WORK TO COMPLETE ->
[A] In the article below on "without prejudice" acknowledgements of debt, which case introduced prescription as a further exceptional circumstance allowing such negotiations to be admitted as evidence?
[B] Decide whether each statement agrees with the article below on "without prejudice" acknowledgements of debt, answering yes or no and quoting the words that settle it: (i) The inadmissibility of without prejudice correspondence is laid down in a specific statute. (ii) Under section 14(2), prescription runs afresh from the day the interruption takes place. (iii) Lord Walker's statement was made in Murray & Roberts Construction (Cape) (Pty) Ltd v Upington Municipality.
[C] Write the next part of the article below on "without prejudice" acknowledgements of debt, picking up after its last sentence.

PAGE EXCERPT ->
.....
24 Jan Admissibility of a “without prejudice” acknowledgement of debt in a court room during litigation proceedings

Admissibility of a “without prejudice” acknowledgement of debt in a court room during litigation proceedings

It is common for a debtor (defendant) to submit correspondence to its creditor (plaintiff) and mark it as “without prejudice”, wherein the debtor acknowledges its indebtedness to the creditor and further proposes a settlement offer to the creditor.

Although not stipulated in any specific statute, it is a general practice in South African Law that “without prejudice” correspondence made by one party to another in an attempt to negotiate settlement of a dispute or a debt is inadmissible in a court room and therefore a party to the proceedings cannot use such correspondence as evidence. Our courts have, however, recognised limited exceptional circumstances in terms of which the courts may allow without prejudice correspondence or statements which are made during settlement negotiations to be admissible as evidence- these include acts of insolvency, limited instances of estoppel, fraudulent misrepresentation and threats.

The SCA in the case of KLD Residential CC v Empire Earth Investments 17 (Pty) (1135/2016) [2017] ZASCA 98 3 All 739 SCA; 2017 (6) SA (6 July 2017), introduced prescription as a further limited exceptional circumstance in terms of which it would be acceptable for the Court to allow without prejudice negotiations to be admitted as evidence in a court room. The SCA stated as follows: “Where an acknowledgement of indebtedness is made by a debtor to a creditor, even in without prejudice settlement negotiations, the acknowledgement may be admitted in evidence for the sole purpose of interrupting the running of the prescription period in terms of section 14 of the Prescription Act 68 of 1969.”

Section 14(1) of the Prescription Act 68 of 1969 provides that that running of prescription shall be interrupted by an express or tacit acknowledgement by the debtor. Section 14(2) provides that if the running of prescription is interrupted as contemplated in subsection (1), prescription shall continue to run afresh from the day on which the interruption takes place.

The SCA in KLD Residential CC v Empire Earth Investments stated that the “rationale underlying section 14 of the Prescription Act is that where there is an acknowledgement of liability, there is no uncertainty on the part of the debtor as to the existence of the debt.” The Court furthermore referenced statements made by other Judges in the following cases:

  • In Murray & Roberts Construction (Cape) (Pty) Ltd v Upington Municipality 1984 (A) Grosskopf AJA said that “where the debtor removes uncertainty by admitting liability, the running of prescription is ‘suitably adapted’.
  • In the foreign law case of Bradford & Bingley plc v Rashid [2006] UKHL 37; [2006] 4 All ER 705, Lord Walker stated that “it is in the public interest that a debtor who acknowledges his debt, ‘and so induces his creditor not to have immediate resort to litigation’, should not be able to claim that the debt has prescribed because ‘the creditor held his hand’.
.....
MATERIAL SHOWN ->
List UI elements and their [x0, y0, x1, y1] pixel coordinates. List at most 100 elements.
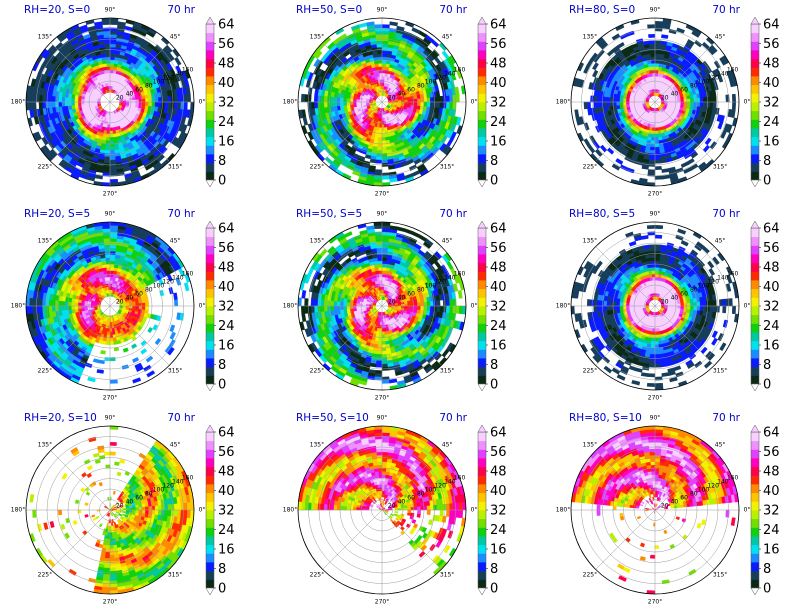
.....
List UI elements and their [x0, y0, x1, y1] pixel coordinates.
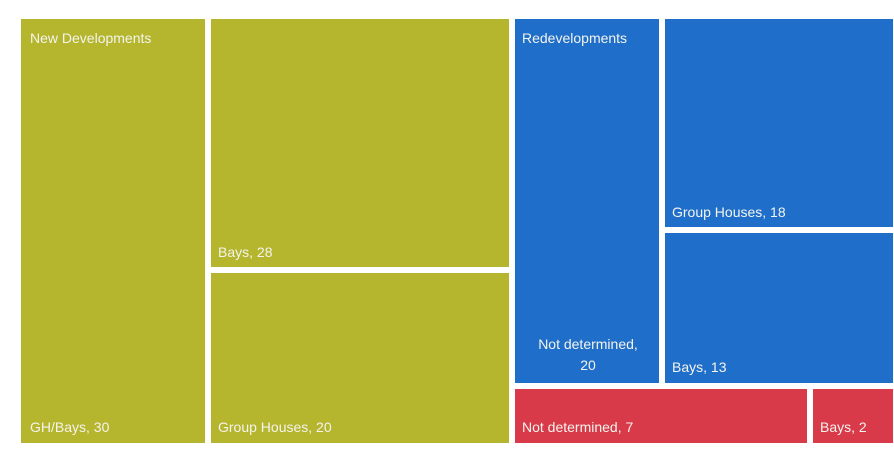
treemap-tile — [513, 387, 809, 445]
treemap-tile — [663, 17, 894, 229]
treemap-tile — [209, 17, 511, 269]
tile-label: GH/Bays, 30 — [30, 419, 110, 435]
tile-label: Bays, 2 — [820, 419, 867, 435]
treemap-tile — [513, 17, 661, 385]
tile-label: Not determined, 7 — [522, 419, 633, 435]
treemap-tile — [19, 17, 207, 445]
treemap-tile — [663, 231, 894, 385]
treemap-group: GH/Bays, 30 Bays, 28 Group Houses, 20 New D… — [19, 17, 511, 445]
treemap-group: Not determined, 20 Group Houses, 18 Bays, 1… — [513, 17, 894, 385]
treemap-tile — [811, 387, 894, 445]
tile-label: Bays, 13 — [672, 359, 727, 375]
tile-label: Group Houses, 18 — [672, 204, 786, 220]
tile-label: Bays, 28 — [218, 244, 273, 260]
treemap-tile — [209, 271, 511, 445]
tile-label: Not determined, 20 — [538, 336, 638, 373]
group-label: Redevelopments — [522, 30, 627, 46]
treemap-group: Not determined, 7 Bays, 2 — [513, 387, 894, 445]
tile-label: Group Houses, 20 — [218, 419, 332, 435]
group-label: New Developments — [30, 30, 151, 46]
.....
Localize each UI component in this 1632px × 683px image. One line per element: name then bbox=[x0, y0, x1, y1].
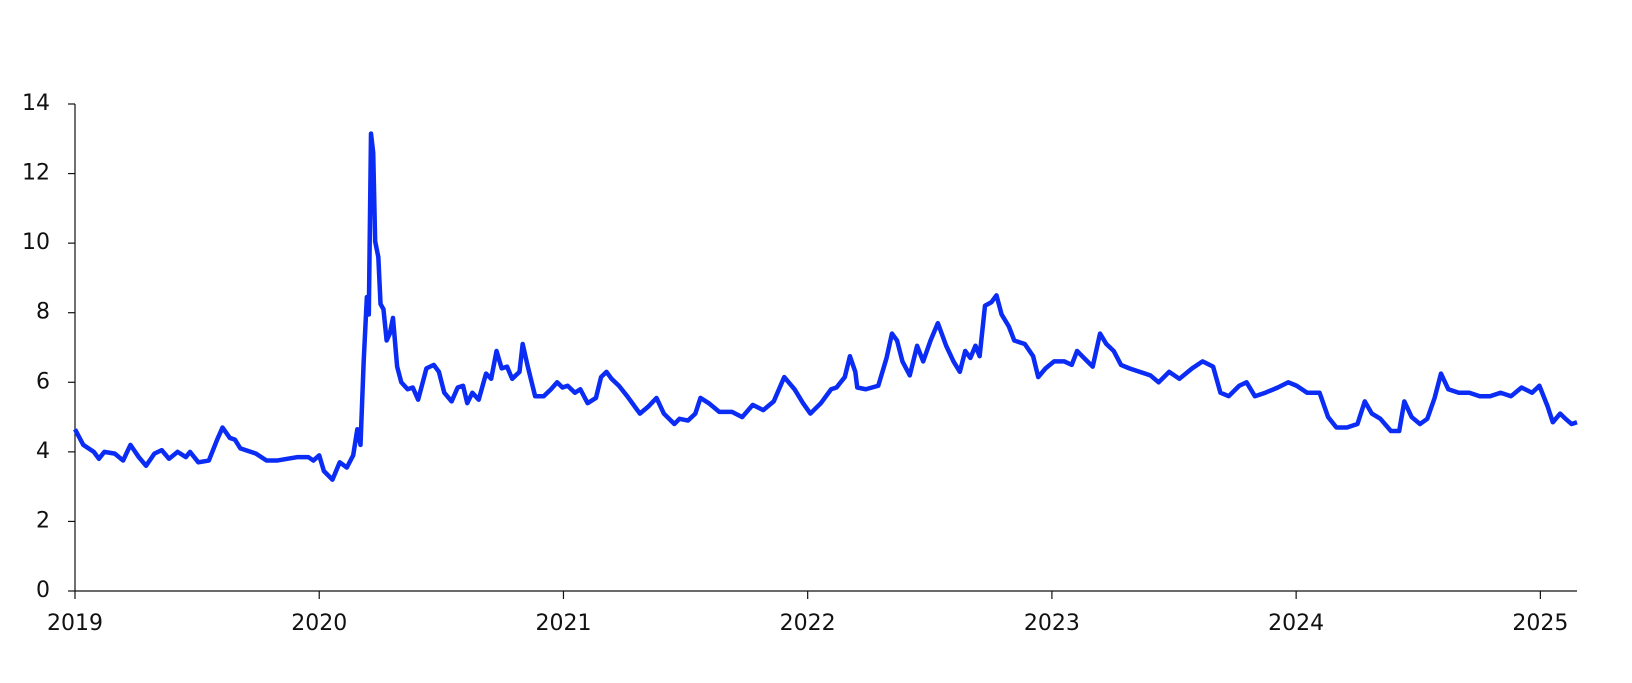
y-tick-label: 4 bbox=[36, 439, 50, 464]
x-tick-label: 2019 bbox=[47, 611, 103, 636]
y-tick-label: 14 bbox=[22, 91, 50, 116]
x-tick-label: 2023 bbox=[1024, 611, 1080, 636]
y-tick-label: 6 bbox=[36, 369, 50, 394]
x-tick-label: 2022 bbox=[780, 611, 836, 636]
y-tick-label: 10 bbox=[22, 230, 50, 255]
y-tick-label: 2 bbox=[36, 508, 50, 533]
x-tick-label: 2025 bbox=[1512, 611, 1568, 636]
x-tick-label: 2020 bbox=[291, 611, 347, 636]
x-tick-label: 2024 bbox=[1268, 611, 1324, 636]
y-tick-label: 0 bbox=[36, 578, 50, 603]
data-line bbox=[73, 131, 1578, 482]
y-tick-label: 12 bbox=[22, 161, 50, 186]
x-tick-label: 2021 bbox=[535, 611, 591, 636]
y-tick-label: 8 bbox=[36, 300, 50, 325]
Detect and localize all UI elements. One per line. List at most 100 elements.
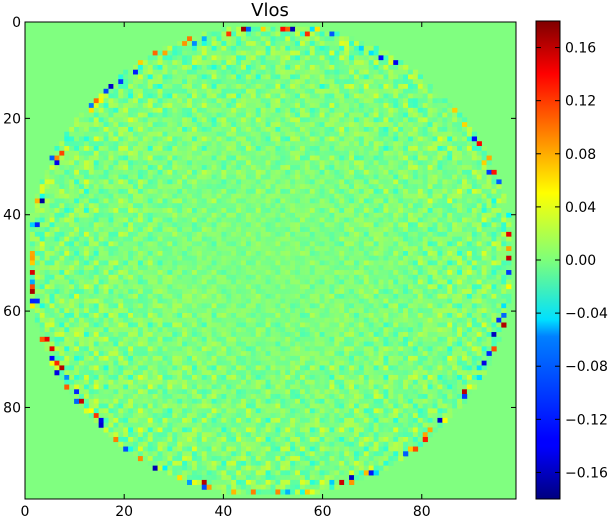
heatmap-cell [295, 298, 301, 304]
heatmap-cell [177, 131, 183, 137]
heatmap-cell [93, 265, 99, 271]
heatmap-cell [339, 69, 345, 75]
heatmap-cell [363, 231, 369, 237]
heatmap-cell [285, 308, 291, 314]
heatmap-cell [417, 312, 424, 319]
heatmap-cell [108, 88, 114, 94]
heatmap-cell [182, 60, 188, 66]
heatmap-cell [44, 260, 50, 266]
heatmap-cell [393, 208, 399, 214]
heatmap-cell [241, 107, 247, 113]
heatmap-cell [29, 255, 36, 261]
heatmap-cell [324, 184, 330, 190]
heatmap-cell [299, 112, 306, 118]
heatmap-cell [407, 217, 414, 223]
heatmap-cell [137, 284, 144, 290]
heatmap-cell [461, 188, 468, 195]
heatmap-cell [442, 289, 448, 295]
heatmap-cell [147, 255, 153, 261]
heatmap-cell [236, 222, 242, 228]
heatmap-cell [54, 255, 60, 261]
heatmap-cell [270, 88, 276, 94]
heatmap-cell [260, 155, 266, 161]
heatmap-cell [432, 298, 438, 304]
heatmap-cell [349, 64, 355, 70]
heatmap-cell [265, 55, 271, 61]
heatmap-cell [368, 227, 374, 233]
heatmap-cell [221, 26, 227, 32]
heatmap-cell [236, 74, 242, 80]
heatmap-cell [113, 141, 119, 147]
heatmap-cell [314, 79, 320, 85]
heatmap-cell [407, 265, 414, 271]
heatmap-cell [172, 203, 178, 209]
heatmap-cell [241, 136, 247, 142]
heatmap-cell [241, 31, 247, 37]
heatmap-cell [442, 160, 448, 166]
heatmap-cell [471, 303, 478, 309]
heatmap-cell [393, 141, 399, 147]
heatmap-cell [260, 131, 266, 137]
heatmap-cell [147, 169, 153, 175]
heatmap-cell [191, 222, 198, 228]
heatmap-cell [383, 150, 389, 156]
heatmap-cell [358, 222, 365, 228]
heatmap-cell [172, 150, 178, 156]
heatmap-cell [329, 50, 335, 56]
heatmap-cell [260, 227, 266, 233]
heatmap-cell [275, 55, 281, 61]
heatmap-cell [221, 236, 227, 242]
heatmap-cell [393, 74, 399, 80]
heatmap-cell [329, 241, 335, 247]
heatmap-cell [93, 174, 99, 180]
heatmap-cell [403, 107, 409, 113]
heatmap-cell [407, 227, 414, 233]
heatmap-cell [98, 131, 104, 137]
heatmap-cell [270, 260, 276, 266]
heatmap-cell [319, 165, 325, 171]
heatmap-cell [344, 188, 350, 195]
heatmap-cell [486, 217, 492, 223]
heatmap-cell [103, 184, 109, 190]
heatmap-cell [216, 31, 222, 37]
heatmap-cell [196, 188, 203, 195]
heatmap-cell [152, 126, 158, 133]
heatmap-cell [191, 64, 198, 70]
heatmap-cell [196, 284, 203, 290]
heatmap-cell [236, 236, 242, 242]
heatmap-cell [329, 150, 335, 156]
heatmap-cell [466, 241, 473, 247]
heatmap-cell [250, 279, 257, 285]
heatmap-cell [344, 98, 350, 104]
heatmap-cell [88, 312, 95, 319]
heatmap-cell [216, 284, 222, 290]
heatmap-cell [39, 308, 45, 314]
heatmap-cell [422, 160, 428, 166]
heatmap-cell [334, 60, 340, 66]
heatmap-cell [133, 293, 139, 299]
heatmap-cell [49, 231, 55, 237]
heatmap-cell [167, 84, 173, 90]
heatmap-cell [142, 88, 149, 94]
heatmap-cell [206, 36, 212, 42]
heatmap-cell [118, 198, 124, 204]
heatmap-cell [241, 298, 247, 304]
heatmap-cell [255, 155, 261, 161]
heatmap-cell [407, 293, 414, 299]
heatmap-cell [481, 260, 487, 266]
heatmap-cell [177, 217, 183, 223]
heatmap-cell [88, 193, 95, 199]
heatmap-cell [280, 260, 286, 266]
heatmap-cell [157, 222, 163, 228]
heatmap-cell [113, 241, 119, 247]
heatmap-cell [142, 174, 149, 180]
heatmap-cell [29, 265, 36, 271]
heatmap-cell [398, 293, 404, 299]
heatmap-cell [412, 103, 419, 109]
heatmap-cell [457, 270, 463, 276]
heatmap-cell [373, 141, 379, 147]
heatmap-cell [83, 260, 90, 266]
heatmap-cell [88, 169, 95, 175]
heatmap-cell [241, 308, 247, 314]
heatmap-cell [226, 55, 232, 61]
.....
EXERCISE ANSWERS ->
[A] KLD Residential CC v Empire Earth Investments 17 (Pty)

[B]
(i) No: "Although not stipulated in any specific statute"
(ii) Yes: "prescription shall continue to run afresh from the day on which the interruption takes place"
(iii) No: "In the foreign law case of Bradford & Bingley plc v Rashid [2006] UKHL 37; [2006] 4 All ER 705, Lord Walker stated"

[C]
The SCA consequently ruled that “Where acknowledgements of liability are made such that, by virtue of section 14 of the Prescription Act, they would interrupt the running of prescription, such acknowledgements should be admissible, even if made without prejudice during settlement negotiations, but solely for the purpose of interrupting prescription. The exception itself is not absolute and will depend on the facts of each matter. And there is nothing to prevent the parties from expressly or impliedly ousting it in their discussions. What the exceptions allows for, is the prevention of the without prejudice rule, and the protection of a creditor. The admission remains protected in so far as proving the existence and the quantum of the debt concerned.”

The above ruling specifically indicates that without prejudice acknowledgements of liability are admissible solely for the purpose of interrupting prescription. The effect of such ruling would inherently render the remaining content of the letter or correspondence inadmissible in court, such as acknowledgement of the quantum of the debt. The Court does however state that the exception is not absolute and will depend on the facts of each case. The question that remains is, what are these facts which may alter this exception?

The general practice relating to “without prejudice” correspondence for purpose of settlement negotiations seems to be, to a wide extent, misused by debtors in South Africa. Many times debtors try to seek protection from the without prejudice rule by rendering settlement proposals to their creditors with the mala fide intention of evading litigation, and with no intention of discharging the debt in question. This is an issue which needs to be addressed by the South African Courts. In my opinion, the aforementioned rule laid down by the SCA in KLD Residential CC v Empire Earth Investments should be extended: where a debtor acknowledges liability of a debt during settlement negotiations and enters into a settlement agreement with its creditor, be it verbal or written, and if the said debtor breaches the settlement agreement, the debtor’s acknowledgement of debt (including the entire agreement) should be admissible as evidence in court proceedings. A debtor should not be allowed to hide behind the without prejudice rule to the detriment of its creditor merely because the creditor put its trust in the hands of such debtor and afforded it an indulgence on payment of the debt.